• _Task goal_
Please list all lines of the material below in which the string "page" occurs.

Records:

[Begin]

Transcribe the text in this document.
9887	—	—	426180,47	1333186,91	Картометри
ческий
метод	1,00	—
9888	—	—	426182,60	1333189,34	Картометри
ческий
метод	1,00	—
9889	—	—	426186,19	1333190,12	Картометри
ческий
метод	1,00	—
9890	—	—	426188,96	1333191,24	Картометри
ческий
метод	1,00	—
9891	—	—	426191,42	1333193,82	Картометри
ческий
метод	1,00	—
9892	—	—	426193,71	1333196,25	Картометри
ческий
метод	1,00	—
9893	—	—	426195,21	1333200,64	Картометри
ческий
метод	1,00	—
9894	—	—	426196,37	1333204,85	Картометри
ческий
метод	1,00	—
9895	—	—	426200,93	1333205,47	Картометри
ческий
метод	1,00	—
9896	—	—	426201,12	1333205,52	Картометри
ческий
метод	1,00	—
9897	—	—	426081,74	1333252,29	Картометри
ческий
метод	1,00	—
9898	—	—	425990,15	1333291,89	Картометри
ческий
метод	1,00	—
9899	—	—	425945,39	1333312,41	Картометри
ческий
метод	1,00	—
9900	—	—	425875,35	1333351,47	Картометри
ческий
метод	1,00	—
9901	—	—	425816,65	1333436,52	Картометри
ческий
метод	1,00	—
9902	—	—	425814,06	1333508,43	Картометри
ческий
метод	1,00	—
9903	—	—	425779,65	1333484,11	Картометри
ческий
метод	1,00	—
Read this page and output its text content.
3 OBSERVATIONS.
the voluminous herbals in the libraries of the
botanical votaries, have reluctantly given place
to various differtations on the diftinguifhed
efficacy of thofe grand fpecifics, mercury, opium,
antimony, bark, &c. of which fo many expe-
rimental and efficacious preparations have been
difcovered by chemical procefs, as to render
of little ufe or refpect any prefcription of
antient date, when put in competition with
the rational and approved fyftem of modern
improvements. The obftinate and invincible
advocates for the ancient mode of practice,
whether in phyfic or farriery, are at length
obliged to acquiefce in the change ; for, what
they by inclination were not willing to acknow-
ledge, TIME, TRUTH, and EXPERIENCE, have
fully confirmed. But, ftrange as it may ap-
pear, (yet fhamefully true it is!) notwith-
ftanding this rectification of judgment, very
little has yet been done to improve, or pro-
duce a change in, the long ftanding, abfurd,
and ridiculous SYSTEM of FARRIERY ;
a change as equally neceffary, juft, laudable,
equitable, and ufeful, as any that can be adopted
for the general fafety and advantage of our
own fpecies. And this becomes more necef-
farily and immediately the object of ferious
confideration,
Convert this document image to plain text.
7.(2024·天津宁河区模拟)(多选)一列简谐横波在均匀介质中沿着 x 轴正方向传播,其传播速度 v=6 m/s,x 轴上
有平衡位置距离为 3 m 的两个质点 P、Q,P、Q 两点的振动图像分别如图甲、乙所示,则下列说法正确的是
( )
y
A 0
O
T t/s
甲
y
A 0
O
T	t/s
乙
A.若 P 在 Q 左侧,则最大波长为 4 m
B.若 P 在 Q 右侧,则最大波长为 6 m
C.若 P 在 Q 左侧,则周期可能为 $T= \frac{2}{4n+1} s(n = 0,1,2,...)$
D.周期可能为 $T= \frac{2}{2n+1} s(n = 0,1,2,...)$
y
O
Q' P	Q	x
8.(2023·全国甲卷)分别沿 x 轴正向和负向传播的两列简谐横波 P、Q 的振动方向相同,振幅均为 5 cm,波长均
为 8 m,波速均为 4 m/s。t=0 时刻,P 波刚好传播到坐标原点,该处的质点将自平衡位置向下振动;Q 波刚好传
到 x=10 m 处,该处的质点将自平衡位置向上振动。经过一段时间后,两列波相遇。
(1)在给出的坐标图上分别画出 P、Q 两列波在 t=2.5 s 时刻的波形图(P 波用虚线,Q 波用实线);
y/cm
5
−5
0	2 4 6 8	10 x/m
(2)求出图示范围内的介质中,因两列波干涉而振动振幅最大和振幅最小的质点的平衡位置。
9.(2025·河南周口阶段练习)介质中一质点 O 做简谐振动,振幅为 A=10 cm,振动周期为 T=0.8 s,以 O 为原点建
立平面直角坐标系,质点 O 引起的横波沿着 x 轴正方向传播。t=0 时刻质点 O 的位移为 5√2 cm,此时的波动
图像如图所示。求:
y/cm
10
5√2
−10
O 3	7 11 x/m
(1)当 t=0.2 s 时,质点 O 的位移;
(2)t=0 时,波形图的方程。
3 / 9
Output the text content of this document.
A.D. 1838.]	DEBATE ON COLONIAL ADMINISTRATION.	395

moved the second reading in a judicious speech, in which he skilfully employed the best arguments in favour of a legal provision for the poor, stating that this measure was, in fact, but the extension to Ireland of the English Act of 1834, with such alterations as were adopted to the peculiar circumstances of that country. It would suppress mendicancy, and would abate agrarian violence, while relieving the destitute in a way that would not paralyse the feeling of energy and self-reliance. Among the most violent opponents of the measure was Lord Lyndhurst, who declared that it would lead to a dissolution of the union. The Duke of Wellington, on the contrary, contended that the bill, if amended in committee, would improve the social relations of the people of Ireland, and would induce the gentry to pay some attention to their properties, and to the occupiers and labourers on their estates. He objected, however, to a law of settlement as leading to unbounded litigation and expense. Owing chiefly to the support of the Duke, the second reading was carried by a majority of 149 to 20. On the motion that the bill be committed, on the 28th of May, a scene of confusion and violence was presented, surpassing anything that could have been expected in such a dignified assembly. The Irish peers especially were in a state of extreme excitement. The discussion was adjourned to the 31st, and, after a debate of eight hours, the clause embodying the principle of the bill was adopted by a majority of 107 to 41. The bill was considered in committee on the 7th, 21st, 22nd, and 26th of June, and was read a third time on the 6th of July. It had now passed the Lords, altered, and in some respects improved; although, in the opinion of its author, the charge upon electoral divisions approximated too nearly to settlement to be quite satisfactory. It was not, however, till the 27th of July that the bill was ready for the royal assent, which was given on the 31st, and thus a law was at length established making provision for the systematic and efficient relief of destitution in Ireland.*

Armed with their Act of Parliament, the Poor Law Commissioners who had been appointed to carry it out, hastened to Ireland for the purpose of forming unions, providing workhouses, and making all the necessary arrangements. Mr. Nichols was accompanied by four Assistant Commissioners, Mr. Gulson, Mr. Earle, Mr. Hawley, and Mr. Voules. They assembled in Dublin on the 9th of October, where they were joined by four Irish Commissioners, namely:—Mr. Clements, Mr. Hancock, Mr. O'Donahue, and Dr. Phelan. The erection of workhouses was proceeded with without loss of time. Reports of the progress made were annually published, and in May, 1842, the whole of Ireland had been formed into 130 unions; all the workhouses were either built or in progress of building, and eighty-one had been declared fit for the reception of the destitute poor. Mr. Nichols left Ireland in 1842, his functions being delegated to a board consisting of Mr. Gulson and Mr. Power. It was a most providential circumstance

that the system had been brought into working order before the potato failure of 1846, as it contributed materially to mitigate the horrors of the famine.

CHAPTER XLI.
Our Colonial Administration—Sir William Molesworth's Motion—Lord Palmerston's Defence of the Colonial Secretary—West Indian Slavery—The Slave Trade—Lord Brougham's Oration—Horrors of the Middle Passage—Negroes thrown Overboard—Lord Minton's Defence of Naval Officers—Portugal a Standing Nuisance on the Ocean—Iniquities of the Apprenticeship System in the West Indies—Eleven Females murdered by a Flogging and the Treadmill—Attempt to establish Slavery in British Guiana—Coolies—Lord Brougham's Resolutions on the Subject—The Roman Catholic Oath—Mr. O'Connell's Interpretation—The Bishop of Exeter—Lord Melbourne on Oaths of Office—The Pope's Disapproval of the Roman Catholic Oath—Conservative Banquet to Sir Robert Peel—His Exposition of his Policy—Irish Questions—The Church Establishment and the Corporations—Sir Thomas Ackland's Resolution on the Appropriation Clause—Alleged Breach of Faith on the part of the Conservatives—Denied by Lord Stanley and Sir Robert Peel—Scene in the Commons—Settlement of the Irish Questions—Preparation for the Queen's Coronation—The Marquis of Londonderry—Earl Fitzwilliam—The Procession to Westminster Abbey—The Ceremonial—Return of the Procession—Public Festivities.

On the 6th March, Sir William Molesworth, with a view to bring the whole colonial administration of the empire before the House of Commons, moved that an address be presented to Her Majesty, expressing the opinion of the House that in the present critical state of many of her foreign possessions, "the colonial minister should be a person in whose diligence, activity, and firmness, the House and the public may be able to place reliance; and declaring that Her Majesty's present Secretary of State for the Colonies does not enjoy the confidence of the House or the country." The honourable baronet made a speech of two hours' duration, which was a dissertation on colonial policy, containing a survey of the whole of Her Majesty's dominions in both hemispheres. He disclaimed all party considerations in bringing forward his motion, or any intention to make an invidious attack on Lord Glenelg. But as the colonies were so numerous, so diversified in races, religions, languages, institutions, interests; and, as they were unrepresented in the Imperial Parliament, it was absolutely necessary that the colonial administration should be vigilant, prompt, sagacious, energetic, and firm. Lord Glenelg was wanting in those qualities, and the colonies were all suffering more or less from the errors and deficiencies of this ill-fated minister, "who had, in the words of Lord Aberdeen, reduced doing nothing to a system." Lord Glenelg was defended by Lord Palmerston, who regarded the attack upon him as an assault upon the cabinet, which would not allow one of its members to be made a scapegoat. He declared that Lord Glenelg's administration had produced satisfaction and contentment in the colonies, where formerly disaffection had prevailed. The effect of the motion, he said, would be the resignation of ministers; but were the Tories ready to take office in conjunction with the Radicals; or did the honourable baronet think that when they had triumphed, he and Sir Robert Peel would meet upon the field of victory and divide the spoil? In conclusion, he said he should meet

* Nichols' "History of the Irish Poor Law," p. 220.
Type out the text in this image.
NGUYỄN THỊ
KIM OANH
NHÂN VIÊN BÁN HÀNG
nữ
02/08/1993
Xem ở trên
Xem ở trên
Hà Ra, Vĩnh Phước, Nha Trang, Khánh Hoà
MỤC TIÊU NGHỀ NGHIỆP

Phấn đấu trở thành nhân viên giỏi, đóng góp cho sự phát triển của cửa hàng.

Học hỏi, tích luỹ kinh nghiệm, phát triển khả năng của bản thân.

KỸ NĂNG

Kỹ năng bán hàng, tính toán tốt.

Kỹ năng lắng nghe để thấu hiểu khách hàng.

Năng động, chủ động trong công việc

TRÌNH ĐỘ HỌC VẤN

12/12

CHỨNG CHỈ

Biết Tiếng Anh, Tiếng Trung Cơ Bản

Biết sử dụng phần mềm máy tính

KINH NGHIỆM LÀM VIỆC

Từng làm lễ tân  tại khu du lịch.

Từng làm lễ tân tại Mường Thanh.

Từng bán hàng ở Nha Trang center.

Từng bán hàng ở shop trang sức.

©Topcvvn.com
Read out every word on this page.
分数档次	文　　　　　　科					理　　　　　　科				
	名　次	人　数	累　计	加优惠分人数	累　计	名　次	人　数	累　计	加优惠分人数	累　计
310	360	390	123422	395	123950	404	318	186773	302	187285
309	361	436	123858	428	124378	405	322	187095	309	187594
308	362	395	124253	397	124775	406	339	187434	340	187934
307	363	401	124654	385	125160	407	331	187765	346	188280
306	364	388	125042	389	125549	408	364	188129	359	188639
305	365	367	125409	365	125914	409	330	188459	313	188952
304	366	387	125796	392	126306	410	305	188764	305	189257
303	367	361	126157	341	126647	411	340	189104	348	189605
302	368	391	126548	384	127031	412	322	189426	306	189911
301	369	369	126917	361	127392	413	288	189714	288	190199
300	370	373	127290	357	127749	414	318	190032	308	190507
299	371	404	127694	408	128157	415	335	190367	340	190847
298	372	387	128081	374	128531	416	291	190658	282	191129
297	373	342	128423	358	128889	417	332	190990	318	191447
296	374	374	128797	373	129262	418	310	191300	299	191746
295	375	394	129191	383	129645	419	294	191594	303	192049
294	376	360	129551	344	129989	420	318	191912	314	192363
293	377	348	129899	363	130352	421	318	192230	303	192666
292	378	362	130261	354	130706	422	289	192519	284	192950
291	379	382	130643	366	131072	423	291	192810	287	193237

[End]

• _Answer to this task_
Read this page and output its text content.
Read out every word on this page.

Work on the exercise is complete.